Task: Copy out all the lines in the records that include the word "swatch".
◆ ◆ ◆ ◆ ◆ ◆ ◆
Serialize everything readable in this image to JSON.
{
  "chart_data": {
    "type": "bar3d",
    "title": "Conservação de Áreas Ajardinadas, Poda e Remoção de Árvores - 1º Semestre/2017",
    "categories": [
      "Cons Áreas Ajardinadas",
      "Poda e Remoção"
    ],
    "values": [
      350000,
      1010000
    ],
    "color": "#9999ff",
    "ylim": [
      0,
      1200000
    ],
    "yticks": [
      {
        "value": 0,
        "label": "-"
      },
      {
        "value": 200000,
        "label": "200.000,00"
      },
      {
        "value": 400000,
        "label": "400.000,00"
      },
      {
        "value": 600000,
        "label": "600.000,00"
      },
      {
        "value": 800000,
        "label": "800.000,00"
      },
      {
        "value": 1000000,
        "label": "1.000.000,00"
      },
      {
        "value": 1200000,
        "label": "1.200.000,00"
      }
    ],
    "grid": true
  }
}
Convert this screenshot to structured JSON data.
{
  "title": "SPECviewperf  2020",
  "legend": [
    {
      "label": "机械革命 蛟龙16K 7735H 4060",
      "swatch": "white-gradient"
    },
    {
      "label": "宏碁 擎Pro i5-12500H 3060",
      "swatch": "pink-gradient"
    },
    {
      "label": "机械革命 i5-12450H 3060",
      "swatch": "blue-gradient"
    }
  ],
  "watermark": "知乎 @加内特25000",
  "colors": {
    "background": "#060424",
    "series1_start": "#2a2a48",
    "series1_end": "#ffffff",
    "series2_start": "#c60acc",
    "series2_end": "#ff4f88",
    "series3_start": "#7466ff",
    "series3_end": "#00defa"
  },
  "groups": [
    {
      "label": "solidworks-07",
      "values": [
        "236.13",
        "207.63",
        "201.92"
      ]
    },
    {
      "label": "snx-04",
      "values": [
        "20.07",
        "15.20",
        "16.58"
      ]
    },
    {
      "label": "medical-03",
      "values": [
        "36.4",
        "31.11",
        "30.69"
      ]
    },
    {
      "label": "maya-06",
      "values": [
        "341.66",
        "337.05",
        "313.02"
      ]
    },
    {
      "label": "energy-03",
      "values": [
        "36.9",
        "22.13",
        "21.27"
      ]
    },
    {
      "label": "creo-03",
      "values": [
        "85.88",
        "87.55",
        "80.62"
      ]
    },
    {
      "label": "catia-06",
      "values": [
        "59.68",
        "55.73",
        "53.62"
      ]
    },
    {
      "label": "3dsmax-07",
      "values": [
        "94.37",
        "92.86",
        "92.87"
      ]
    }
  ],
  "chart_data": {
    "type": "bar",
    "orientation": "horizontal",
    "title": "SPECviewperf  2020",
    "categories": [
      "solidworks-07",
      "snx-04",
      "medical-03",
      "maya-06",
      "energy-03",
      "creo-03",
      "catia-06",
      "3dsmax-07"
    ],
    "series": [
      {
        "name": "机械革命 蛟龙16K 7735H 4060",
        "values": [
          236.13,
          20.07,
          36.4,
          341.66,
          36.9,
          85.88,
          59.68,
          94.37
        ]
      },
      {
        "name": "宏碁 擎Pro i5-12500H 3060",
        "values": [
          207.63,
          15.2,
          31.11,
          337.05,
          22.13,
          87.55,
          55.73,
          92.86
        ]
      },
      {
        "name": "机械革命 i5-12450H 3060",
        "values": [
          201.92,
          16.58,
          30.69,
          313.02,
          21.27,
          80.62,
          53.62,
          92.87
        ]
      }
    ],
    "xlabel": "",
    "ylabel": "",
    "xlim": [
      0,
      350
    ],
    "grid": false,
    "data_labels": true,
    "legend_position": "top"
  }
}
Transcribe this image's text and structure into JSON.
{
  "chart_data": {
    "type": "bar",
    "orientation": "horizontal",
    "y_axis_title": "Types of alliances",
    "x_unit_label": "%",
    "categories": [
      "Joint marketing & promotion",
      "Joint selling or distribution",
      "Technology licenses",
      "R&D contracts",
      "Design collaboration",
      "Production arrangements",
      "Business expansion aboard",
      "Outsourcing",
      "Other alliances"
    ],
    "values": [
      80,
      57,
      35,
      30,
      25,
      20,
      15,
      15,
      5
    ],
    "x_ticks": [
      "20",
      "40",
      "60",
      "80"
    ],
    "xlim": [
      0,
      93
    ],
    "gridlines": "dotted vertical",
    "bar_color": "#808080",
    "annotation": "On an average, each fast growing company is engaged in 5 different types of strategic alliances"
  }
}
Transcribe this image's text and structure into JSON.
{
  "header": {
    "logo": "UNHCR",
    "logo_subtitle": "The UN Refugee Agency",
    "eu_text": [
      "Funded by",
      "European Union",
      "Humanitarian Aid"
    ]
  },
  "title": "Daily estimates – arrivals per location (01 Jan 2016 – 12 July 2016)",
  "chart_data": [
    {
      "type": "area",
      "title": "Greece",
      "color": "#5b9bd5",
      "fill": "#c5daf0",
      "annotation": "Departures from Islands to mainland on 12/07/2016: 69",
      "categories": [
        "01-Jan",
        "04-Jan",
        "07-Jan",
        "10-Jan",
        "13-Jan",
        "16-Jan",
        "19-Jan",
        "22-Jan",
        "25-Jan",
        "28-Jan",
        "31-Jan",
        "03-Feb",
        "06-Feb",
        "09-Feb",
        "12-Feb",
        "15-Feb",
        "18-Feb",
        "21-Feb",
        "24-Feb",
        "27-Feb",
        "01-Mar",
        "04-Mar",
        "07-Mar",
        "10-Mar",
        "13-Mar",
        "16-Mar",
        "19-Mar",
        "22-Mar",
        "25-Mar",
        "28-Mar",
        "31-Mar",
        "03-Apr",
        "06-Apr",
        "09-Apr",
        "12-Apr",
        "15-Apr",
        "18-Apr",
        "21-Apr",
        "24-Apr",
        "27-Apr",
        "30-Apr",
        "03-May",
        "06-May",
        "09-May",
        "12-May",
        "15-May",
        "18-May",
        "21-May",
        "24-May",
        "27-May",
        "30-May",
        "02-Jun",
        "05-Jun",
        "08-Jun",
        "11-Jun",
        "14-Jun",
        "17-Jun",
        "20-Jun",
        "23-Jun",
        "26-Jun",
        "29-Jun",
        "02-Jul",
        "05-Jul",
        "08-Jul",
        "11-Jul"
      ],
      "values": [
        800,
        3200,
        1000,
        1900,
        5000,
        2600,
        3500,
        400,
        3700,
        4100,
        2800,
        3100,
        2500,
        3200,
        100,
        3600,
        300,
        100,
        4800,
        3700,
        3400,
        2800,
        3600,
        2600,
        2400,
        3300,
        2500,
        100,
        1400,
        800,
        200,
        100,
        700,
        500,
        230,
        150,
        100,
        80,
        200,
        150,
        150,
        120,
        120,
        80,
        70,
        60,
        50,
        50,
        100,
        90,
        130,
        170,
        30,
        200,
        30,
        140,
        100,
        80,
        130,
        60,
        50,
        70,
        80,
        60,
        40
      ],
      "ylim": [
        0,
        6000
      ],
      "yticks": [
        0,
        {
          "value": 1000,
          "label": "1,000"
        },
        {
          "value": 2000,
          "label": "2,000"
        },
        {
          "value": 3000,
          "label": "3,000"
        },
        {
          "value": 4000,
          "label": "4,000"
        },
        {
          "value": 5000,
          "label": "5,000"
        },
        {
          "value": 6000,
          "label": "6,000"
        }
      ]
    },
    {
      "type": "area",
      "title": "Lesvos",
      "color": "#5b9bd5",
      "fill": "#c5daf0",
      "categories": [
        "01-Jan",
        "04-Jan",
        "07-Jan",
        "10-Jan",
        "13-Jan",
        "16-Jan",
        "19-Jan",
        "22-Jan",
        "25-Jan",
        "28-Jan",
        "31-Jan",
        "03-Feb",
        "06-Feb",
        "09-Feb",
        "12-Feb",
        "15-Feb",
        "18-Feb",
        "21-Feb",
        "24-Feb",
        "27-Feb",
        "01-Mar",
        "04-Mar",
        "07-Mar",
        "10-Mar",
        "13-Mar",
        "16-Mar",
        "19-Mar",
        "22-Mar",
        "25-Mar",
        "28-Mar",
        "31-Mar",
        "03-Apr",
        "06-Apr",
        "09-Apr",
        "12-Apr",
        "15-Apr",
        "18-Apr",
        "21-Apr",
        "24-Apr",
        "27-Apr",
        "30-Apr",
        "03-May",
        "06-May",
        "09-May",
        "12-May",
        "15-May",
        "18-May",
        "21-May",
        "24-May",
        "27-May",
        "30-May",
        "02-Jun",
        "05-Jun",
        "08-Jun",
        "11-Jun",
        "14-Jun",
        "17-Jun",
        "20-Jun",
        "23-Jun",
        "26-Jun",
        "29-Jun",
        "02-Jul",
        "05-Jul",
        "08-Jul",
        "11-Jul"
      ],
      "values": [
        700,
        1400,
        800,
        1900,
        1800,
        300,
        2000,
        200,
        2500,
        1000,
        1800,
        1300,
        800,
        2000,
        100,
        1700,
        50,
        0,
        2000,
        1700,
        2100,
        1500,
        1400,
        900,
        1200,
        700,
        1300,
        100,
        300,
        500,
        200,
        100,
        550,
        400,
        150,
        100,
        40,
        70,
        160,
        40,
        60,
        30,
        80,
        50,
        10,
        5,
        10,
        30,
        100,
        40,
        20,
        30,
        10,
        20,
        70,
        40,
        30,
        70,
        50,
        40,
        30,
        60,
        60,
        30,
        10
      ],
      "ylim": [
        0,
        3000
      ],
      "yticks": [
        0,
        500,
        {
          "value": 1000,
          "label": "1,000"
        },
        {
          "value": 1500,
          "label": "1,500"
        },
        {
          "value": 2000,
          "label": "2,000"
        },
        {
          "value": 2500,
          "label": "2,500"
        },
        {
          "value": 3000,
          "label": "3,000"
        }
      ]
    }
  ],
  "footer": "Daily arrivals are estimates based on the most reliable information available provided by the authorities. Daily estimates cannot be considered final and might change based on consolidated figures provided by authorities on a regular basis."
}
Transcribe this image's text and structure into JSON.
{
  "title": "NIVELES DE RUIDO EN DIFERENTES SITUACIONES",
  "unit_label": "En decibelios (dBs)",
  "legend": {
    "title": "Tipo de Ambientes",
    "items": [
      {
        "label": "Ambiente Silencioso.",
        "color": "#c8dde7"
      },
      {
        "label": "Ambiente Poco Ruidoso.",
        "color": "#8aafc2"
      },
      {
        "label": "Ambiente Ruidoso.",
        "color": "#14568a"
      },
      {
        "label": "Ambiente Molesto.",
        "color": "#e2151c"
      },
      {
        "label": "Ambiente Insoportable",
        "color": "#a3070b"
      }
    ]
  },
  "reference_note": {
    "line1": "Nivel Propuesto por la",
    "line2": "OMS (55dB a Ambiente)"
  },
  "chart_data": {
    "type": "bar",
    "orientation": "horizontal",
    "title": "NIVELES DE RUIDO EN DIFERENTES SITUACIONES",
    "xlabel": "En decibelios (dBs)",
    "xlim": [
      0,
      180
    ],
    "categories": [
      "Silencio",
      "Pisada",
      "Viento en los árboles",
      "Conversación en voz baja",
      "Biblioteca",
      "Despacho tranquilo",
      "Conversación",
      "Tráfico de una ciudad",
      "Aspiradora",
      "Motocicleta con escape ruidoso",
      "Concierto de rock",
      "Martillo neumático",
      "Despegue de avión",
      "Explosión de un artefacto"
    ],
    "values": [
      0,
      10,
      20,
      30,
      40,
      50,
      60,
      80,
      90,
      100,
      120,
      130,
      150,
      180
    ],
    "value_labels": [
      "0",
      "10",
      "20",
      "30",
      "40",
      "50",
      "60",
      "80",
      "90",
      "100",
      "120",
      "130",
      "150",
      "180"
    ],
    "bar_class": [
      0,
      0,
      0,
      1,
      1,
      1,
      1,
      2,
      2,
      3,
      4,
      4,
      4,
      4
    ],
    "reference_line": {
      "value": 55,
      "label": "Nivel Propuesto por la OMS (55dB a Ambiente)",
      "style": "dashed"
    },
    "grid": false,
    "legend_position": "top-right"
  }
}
◆ ◆ ◆ ◆ ◆ ◆ ◆
Exercise answer:
      "swatch": "white-gradient"
      "swatch": "pink-gradient"
      "swatch": "blue-gradient"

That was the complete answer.